* What you will do *
Scan the following material for the string "shortcut" and copy each line in which it appears.

---------- Input rows ----------

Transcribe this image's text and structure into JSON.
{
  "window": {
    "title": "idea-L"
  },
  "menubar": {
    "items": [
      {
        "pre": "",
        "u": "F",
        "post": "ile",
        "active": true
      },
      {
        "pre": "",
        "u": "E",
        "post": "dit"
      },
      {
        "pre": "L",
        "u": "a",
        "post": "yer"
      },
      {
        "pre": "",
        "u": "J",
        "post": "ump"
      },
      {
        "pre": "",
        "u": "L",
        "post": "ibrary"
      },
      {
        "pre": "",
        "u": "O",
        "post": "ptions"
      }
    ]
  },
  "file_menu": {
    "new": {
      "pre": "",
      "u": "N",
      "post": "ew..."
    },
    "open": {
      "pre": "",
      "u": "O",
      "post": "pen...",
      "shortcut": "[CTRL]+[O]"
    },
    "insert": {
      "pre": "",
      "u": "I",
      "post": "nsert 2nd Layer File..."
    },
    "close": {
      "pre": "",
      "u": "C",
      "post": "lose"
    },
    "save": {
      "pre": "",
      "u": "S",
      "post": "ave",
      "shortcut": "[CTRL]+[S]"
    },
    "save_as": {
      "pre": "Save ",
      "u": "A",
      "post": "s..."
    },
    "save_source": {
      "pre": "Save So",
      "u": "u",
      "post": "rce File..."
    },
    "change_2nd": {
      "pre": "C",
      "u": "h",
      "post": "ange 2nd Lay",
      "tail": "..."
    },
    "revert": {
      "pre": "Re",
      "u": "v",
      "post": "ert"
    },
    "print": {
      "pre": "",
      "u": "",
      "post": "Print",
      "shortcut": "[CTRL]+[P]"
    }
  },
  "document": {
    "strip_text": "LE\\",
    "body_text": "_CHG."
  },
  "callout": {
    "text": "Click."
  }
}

----------

* Output for this exercise *
      "shortcut": "[CTRL]+[O]"
      "shortcut": "[CTRL]+[S]"
      "shortcut": "[CTRL]+[P]"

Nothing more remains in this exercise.